*PROBLEM*. Quote every line below exactly and skip any picture.

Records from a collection
________________________

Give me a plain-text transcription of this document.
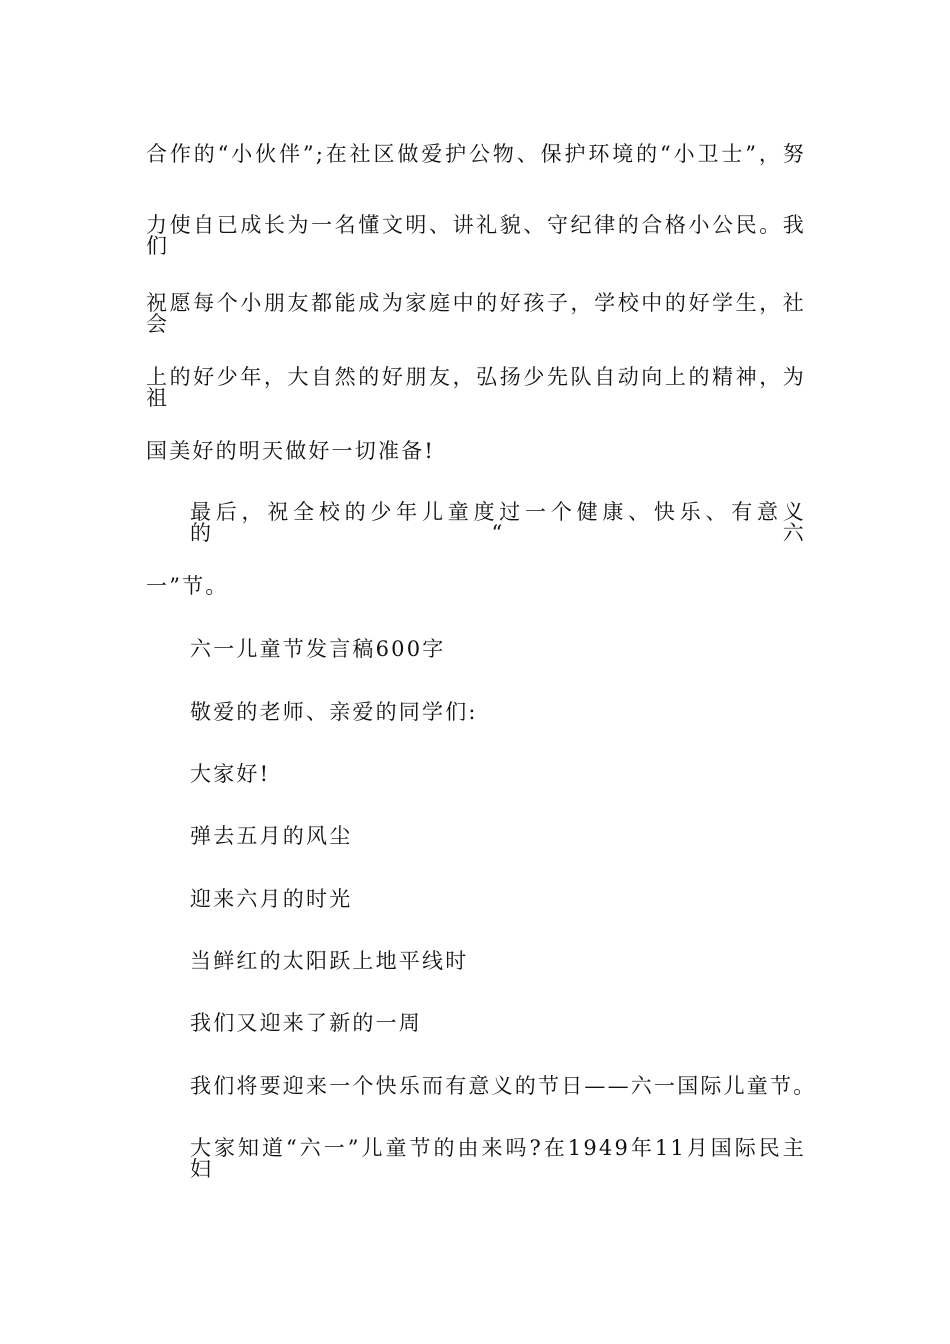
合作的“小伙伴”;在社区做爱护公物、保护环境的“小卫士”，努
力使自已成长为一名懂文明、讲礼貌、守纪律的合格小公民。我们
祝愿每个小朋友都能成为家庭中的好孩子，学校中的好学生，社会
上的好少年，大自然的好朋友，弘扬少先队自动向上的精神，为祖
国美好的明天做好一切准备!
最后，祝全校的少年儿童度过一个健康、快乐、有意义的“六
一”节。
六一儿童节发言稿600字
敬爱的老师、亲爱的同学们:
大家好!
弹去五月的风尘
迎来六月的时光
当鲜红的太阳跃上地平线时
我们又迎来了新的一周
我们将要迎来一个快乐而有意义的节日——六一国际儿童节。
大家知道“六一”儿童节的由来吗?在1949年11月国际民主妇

________________________

*ANSWER TO THE TASK*.
Give me a plain-text transcription of this document.
合作的“小伙伴”;在社区做爱护公物、保护环境的“小卫士”，努
力使自已成长为一名懂文明、讲礼貌、守纪律的合格小公民。我们
祝愿每个小朋友都能成为家庭中的好孩子，学校中的好学生，社会
上的好少年，大自然的好朋友，弘扬少先队自动向上的精神，为祖
国美好的明天做好一切准备!
最后，祝全校的少年儿童度过一个健康、快乐、有意义的“六
一”节。
六一儿童节发言稿600字
敬爱的老师、亲爱的同学们:
大家好!
弹去五月的风尘
迎来六月的时光
当鲜红的太阳跃上地平线时
我们又迎来了新的一周
我们将要迎来一个快乐而有意义的节日——六一国际儿童节。
大家知道“六一”儿童节的由来吗?在1949年11月国际民主妇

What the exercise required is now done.